* [What you are asked to do]: Could you write out every entry exactly as it stands?

* [Supplied entries]:
<<<<

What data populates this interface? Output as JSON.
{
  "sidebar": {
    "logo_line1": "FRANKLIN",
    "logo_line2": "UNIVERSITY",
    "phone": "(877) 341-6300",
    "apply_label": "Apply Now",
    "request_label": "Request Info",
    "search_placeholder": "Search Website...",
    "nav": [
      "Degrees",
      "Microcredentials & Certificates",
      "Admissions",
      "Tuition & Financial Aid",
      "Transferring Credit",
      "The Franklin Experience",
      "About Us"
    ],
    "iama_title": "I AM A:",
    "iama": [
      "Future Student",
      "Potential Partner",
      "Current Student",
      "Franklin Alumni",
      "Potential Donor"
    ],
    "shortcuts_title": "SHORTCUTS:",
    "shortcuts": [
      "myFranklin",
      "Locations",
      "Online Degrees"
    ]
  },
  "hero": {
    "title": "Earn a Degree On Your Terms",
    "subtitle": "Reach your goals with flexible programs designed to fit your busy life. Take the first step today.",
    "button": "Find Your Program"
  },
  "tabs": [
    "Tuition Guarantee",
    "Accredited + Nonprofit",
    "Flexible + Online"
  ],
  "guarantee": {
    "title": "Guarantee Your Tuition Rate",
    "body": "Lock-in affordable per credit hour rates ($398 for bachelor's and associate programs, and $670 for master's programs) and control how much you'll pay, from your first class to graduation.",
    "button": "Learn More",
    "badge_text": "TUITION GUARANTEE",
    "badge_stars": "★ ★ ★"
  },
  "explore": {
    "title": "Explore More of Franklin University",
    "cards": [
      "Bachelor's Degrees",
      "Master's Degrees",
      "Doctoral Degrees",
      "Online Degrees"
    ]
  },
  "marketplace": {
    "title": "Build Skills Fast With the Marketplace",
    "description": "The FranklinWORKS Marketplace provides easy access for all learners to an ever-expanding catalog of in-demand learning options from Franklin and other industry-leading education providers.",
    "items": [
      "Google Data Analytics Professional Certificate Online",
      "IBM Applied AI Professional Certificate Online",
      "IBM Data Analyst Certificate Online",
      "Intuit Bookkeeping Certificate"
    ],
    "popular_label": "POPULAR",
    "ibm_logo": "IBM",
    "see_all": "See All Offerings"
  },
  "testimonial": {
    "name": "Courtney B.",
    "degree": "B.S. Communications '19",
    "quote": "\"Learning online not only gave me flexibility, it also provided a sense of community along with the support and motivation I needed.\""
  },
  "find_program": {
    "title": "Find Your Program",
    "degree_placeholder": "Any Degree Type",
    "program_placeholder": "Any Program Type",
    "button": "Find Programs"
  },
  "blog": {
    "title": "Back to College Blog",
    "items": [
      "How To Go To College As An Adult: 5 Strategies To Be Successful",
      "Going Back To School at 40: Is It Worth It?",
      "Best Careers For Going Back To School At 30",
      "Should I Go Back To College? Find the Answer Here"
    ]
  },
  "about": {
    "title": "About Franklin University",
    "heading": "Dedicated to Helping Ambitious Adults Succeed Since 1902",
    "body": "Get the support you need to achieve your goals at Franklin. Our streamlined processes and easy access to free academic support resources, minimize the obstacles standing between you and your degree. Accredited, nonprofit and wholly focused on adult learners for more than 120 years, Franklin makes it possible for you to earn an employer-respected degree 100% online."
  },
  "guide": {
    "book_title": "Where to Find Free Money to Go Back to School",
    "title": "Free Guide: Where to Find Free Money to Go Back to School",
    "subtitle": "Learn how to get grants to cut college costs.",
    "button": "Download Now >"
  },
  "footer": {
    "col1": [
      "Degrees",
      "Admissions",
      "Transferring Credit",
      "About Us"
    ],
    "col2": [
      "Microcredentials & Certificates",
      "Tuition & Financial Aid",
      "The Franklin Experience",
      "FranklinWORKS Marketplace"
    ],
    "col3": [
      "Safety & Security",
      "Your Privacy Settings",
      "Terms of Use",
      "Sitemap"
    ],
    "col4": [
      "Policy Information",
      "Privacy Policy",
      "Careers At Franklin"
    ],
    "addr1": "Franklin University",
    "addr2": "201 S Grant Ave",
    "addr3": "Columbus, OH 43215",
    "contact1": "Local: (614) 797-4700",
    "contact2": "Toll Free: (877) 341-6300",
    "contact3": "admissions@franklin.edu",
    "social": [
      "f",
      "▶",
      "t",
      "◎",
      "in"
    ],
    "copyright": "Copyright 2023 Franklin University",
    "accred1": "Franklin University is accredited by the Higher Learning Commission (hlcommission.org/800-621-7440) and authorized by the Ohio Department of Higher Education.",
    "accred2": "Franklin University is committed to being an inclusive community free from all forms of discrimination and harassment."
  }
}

>>>>

* [Reply to the task]:
What data populates this interface? Output as JSON.
{
  "sidebar": {
    "logo_line1": "FRANKLIN",
    "logo_line2": "UNIVERSITY",
    "phone": "(877) 341-6300",
    "apply_label": "Apply Now",
    "request_label": "Request Info",
    "search_placeholder": "Search Website...",
    "nav": [
      "Degrees",
      "Microcredentials & Certificates",
      "Admissions",
      "Tuition & Financial Aid",
      "Transferring Credit",
      "The Franklin Experience",
      "About Us"
    ],
    "iama_title": "I AM A:",
    "iama": [
      "Future Student",
      "Potential Partner",
      "Current Student",
      "Franklin Alumni",
      "Potential Donor"
    ],
    "shortcuts_title": "SHORTCUTS:",
    "shortcuts": [
      "myFranklin",
      "Locations",
      "Online Degrees"
    ]
  },
  "hero": {
    "title": "Earn a Degree On Your Terms",
    "subtitle": "Reach your goals with flexible programs designed to fit your busy life. Take the first step today.",
    "button": "Find Your Program"
  },
  "tabs": [
    "Tuition Guarantee",
    "Accredited + Nonprofit",
    "Flexible + Online"
  ],
  "guarantee": {
    "title": "Guarantee Your Tuition Rate",
    "body": "Lock-in affordable per credit hour rates ($398 for bachelor's and associate programs, and $670 for master's programs) and control how much you'll pay, from your first class to graduation.",
    "button": "Learn More",
    "badge_text": "TUITION GUARANTEE",
    "badge_stars": "★ ★ ★"
  },
  "explore": {
    "title": "Explore More of Franklin University",
    "cards": [
      "Bachelor's Degrees",
      "Master's Degrees",
      "Doctoral Degrees",
      "Online Degrees"
    ]
  },
  "marketplace": {
    "title": "Build Skills Fast With the Marketplace",
    "description": "The FranklinWORKS Marketplace provides easy access for all learners to an ever-expanding catalog of in-demand learning options from Franklin and other industry-leading education providers.",
    "items": [
      "Google Data Analytics Professional Certificate Online",
      "IBM Applied AI Professional Certificate Online",
      "IBM Data Analyst Certificate Online",
      "Intuit Bookkeeping Certificate"
    ],
    "popular_label": "POPULAR",
    "ibm_logo": "IBM",
    "see_all": "See All Offerings"
  },
  "testimonial": {
    "name": "Courtney B.",
    "degree": "B.S. Communications '19",
    "quote": "\"Learning online not only gave me flexibility, it also provided a sense of community along with the support and motivation I needed.\""
  },
  "find_program": {
    "title": "Find Your Program",
    "degree_placeholder": "Any Degree Type",
    "program_placeholder": "Any Program Type",
    "button": "Find Programs"
  },
  "blog": {
    "title": "Back to College Blog",
    "items": [
      "How To Go To College As An Adult: 5 Strategies To Be Successful",
      "Going Back To School at 40: Is It Worth It?",
      "Best Careers For Going Back To School At 30",
      "Should I Go Back To College? Find the Answer Here"
    ]
  },
  "about": {
    "title": "About Franklin University",
    "heading": "Dedicated to Helping Ambitious Adults Succeed Since 1902",
    "body": "Get the support you need to achieve your goals at Franklin. Our streamlined processes and easy access to free academic support resources, minimize the obstacles standing between you and your degree. Accredited, nonprofit and wholly focused on adult learners for more than 120 years, Franklin makes it possible for you to earn an employer-respected degree 100% online."
  },
  "guide": {
    "book_title": "Where to Find Free Money to Go Back to School",
    "title": "Free Guide: Where to Find Free Money to Go Back to School",
    "subtitle": "Learn how to get grants to cut college costs.",
    "button": "Download Now >"
  },
  "footer": {
    "col1": [
      "Degrees",
      "Admissions",
      "Transferring Credit",
      "About Us"
    ],
    "col2": [
      "Microcredentials & Certificates",
      "Tuition & Financial Aid",
      "The Franklin Experience",
      "FranklinWORKS Marketplace"
    ],
    "col3": [
      "Safety & Security",
      "Your Privacy Settings",
      "Terms of Use",
      "Sitemap"
    ],
    "col4": [
      "Policy Information",
      "Privacy Policy",
      "Careers At Franklin"
    ],
    "addr1": "Franklin University",
    "addr2": "201 S Grant Ave",
    "addr3": "Columbus, OH 43215",
    "contact1": "Local: (614) 797-4700",
    "contact2": "Toll Free: (877) 341-6300",
    "contact3": "admissions@franklin.edu",
    "social": [
      "f",
      "▶",
      "t",
      "◎",
      "in"
    ],
    "copyright": "Copyright 2023 Franklin University",
    "accred1": "Franklin University is accredited by the Higher Learning Commission (hlcommission.org/800-621-7440) and authorized by the Ohio Department of Higher Education.",
    "accred2": "Franklin University is committed to being an inclusive community free from all forms of discrimination and harassment."
  }
}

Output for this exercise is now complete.